Send back every record exactly.

===== Provided data =====

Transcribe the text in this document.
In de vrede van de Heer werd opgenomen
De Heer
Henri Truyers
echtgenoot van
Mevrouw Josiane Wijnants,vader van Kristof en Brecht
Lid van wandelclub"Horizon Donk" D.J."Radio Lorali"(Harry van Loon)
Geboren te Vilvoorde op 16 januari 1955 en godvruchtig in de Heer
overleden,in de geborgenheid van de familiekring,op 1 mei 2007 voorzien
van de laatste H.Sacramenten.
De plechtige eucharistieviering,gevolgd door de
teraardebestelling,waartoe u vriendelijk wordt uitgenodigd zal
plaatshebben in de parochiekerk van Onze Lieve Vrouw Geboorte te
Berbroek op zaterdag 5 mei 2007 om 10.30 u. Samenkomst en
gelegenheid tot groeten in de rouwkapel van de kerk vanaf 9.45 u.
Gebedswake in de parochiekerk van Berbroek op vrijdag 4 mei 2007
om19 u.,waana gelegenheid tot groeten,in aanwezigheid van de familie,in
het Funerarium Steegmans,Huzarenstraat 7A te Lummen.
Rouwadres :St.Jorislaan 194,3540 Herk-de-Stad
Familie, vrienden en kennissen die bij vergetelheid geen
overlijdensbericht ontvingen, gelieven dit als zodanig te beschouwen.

=====

*Output:*
Transcribe the text in this document.
In de vrede van de Heer werd opgenomen
De Heer
Henri Truyers
echtgenoot van
Mevrouw Josiane Wijnants,vader van Kristof en Brecht
Lid van wandelclub"Horizon Donk" D.J."Radio Lorali"(Harry van Loon)
Geboren te Vilvoorde op 16 januari 1955 en godvruchtig in de Heer
overleden,in de geborgenheid van de familiekring,op 1 mei 2007 voorzien
van de laatste H.Sacramenten.
De plechtige eucharistieviering,gevolgd door de
teraardebestelling,waartoe u vriendelijk wordt uitgenodigd zal
plaatshebben in de parochiekerk van Onze Lieve Vrouw Geboorte te
Berbroek op zaterdag 5 mei 2007 om 10.30 u. Samenkomst en
gelegenheid tot groeten in de rouwkapel van de kerk vanaf 9.45 u.
Gebedswake in de parochiekerk van Berbroek op vrijdag 4 mei 2007
om19 u.,waana gelegenheid tot groeten,in aanwezigheid van de familie,in
het Funerarium Steegmans,Huzarenstraat 7A te Lummen.
Rouwadres :St.Jorislaan 194,3540 Herk-de-Stad
Familie, vrienden en kennissen die bij vergetelheid geen
overlijdensbericht ontvingen, gelieven dit als zodanig te beschouwen.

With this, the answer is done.